(Collected data)
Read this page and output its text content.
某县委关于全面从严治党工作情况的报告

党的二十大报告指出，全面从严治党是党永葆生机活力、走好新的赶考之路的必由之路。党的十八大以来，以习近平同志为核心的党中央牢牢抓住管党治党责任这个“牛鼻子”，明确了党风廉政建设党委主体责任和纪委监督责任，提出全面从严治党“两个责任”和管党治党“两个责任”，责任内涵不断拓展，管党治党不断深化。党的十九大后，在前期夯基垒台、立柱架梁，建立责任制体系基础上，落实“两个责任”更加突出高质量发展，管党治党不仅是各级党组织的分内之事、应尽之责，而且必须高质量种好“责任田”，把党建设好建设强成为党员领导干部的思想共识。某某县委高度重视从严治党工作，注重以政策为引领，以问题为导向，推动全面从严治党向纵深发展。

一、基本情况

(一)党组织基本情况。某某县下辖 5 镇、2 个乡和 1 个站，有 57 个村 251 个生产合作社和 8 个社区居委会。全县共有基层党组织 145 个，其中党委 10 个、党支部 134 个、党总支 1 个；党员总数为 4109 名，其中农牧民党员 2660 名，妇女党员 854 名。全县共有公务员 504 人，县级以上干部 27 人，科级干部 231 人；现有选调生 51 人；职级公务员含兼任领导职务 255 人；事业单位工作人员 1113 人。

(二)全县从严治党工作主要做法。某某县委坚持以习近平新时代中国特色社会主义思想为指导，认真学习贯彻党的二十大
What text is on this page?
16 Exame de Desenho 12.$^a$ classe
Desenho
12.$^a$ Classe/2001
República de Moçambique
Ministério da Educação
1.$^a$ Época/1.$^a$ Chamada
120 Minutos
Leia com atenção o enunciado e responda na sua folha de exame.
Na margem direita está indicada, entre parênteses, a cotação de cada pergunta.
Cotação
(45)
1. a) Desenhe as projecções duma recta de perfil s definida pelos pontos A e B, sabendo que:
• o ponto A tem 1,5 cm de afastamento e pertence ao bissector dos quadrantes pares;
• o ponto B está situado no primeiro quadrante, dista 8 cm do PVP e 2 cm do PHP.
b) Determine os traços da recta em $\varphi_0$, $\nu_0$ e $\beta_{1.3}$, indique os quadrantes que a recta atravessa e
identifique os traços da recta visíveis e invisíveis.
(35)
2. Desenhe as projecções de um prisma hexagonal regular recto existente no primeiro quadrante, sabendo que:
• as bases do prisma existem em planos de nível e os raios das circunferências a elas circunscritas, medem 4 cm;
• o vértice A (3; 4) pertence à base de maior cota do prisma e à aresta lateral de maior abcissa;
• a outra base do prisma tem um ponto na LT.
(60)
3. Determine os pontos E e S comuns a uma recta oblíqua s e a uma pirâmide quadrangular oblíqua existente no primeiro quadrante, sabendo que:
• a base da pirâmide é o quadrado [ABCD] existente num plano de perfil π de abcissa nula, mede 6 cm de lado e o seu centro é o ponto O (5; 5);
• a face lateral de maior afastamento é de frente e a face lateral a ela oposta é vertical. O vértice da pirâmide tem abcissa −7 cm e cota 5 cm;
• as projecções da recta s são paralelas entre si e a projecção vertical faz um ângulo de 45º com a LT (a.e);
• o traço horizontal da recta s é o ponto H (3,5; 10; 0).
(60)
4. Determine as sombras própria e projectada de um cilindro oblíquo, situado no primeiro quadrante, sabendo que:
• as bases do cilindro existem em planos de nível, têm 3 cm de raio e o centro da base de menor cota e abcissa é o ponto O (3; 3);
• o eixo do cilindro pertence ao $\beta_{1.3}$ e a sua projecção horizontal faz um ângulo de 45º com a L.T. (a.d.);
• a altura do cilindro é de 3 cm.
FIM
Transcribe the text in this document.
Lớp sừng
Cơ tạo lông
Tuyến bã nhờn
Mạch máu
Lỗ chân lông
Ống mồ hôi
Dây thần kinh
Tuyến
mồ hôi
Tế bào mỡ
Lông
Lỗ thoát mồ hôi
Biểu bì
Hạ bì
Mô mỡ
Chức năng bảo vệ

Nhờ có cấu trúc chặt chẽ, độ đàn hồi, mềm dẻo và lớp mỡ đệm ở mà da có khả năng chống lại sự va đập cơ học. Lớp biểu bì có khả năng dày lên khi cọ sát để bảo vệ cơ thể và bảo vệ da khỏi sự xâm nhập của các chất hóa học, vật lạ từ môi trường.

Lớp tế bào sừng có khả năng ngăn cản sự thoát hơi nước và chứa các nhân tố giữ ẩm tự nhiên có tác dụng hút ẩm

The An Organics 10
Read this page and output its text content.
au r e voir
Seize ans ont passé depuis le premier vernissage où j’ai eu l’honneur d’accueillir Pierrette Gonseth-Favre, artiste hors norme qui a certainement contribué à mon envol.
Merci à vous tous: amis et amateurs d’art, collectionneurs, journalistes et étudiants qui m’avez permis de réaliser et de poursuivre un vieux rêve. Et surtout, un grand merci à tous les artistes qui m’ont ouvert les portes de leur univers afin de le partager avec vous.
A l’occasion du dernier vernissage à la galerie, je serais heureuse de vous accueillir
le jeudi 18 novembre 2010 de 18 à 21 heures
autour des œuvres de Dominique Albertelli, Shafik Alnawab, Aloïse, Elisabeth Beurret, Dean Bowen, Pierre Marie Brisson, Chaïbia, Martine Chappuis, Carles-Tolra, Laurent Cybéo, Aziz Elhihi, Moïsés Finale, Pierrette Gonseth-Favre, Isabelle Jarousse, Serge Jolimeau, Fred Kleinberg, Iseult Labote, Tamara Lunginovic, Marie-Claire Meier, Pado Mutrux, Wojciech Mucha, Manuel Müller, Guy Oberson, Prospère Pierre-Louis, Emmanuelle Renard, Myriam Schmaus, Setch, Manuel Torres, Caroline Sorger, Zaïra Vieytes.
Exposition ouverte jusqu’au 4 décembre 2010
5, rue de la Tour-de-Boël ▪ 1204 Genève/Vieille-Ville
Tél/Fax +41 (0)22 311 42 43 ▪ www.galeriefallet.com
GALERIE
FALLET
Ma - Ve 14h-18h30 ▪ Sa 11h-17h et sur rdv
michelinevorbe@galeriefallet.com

◆ STATED EXERCISE ◆
Return the listing above in its exact form.

◆ THE OUTPUT ◆
Read this page and output its text content.
某县委关于全面从严治党工作情况的报告

党的二十大报告指出，全面从严治党是党永葆生机活力、走好新的赶考之路的必由之路。党的十八大以来，以习近平同志为核心的党中央牢牢抓住管党治党责任这个“牛鼻子”，明确了党风廉政建设党委主体责任和纪委监督责任，提出全面从严治党“两个责任”和管党治党“两个责任”，责任内涵不断拓展，管党治党不断深化。党的十九大后，在前期夯基垒台、立柱架梁，建立责任制体系基础上，落实“两个责任”更加突出高质量发展，管党治党不仅是各级党组织的分内之事、应尽之责，而且必须高质量种好“责任田”，把党建设好建设强成为党员领导干部的思想共识。某某县委高度重视从严治党工作，注重以政策为引领，以问题为导向，推动全面从严治党向纵深发展。

一、基本情况

(一)党组织基本情况。某某县下辖 5 镇、2 个乡和 1 个站，有 57 个村 251 个生产合作社和 8 个社区居委会。全县共有基层党组织 145 个，其中党委 10 个、党支部 134 个、党总支 1 个；党员总数为 4109 名，其中农牧民党员 2660 名，妇女党员 854 名。全县共有公务员 504 人，县级以上干部 27 人，科级干部 231 人；现有选调生 51 人；职级公务员含兼任领导职务 255 人；事业单位工作人员 1113 人。

(二)全县从严治党工作主要做法。某某县委坚持以习近平新时代中国特色社会主义思想为指导，认真学习贯彻党的二十大
What text is on this page?
16 Exame de Desenho 12.$^a$ classe
Desenho
12.$^a$ Classe/2001
República de Moçambique
Ministério da Educação
1.$^a$ Época/1.$^a$ Chamada
120 Minutos
Leia com atenção o enunciado e responda na sua folha de exame.
Na margem direita está indicada, entre parênteses, a cotação de cada pergunta.
Cotação
(45)
1. a) Desenhe as projecções duma recta de perfil s definida pelos pontos A e B, sabendo que:
• o ponto A tem 1,5 cm de afastamento e pertence ao bissector dos quadrantes pares;
• o ponto B está situado no primeiro quadrante, dista 8 cm do PVP e 2 cm do PHP.
b) Determine os traços da recta em $\varphi_0$, $\nu_0$ e $\beta_{1.3}$, indique os quadrantes que a recta atravessa e
identifique os traços da recta visíveis e invisíveis.
(35)
2. Desenhe as projecções de um prisma hexagonal regular recto existente no primeiro quadrante, sabendo que:
• as bases do prisma existem em planos de nível e os raios das circunferências a elas circunscritas, medem 4 cm;
• o vértice A (3; 4) pertence à base de maior cota do prisma e à aresta lateral de maior abcissa;
• a outra base do prisma tem um ponto na LT.
(60)
3. Determine os pontos E e S comuns a uma recta oblíqua s e a uma pirâmide quadrangular oblíqua existente no primeiro quadrante, sabendo que:
• a base da pirâmide é o quadrado [ABCD] existente num plano de perfil π de abcissa nula, mede 6 cm de lado e o seu centro é o ponto O (5; 5);
• a face lateral de maior afastamento é de frente e a face lateral a ela oposta é vertical. O vértice da pirâmide tem abcissa −7 cm e cota 5 cm;
• as projecções da recta s são paralelas entre si e a projecção vertical faz um ângulo de 45º com a LT (a.e);
• o traço horizontal da recta s é o ponto H (3,5; 10; 0).
(60)
4. Determine as sombras própria e projectada de um cilindro oblíquo, situado no primeiro quadrante, sabendo que:
• as bases do cilindro existem em planos de nível, têm 3 cm de raio e o centro da base de menor cota e abcissa é o ponto O (3; 3);
• o eixo do cilindro pertence ao $\beta_{1.3}$ e a sua projecção horizontal faz um ângulo de 45º com a L.T. (a.d.);
• a altura do cilindro é de 3 cm.
FIM
Transcribe the text in this document.
Lớp sừng
Cơ tạo lông
Tuyến bã nhờn
Mạch máu
Lỗ chân lông
Ống mồ hôi
Dây thần kinh
Tuyến
mồ hôi
Tế bào mỡ
Lông
Lỗ thoát mồ hôi
Biểu bì
Hạ bì
Mô mỡ
Chức năng bảo vệ

Nhờ có cấu trúc chặt chẽ, độ đàn hồi, mềm dẻo và lớp mỡ đệm ở mà da có khả năng chống lại sự va đập cơ học. Lớp biểu bì có khả năng dày lên khi cọ sát để bảo vệ cơ thể và bảo vệ da khỏi sự xâm nhập của các chất hóa học, vật lạ từ môi trường.

Lớp tế bào sừng có khả năng ngăn cản sự thoát hơi nước và chứa các nhân tố giữ ẩm tự nhiên có tác dụng hút ẩm

The An Organics 10
Read this page and output its text content.
au r e voir
Seize ans ont passé depuis le premier vernissage où j’ai eu l’honneur d’accueillir Pierrette Gonseth-Favre, artiste hors norme qui a certainement contribué à mon envol.
Merci à vous tous: amis et amateurs d’art, collectionneurs, journalistes et étudiants qui m’avez permis de réaliser et de poursuivre un vieux rêve. Et surtout, un grand merci à tous les artistes qui m’ont ouvert les portes de leur univers afin de le partager avec vous.
A l’occasion du dernier vernissage à la galerie, je serais heureuse de vous accueillir
le jeudi 18 novembre 2010 de 18 à 21 heures
autour des œuvres de Dominique Albertelli, Shafik Alnawab, Aloïse, Elisabeth Beurret, Dean Bowen, Pierre Marie Brisson, Chaïbia, Martine Chappuis, Carles-Tolra, Laurent Cybéo, Aziz Elhihi, Moïsés Finale, Pierrette Gonseth-Favre, Isabelle Jarousse, Serge Jolimeau, Fred Kleinberg, Iseult Labote, Tamara Lunginovic, Marie-Claire Meier, Pado Mutrux, Wojciech Mucha, Manuel Müller, Guy Oberson, Prospère Pierre-Louis, Emmanuelle Renard, Myriam Schmaus, Setch, Manuel Torres, Caroline Sorger, Zaïra Vieytes.
Exposition ouverte jusqu’au 4 décembre 2010
5, rue de la Tour-de-Boël ▪ 1204 Genève/Vieille-Ville
Tél/Fax +41 (0)22 311 42 43 ▪ www.galeriefallet.com
GALERIE
FALLET
Ma - Ve 14h-18h30 ▪ Sa 11h-17h et sur rdv
michelinevorbe@galeriefallet.com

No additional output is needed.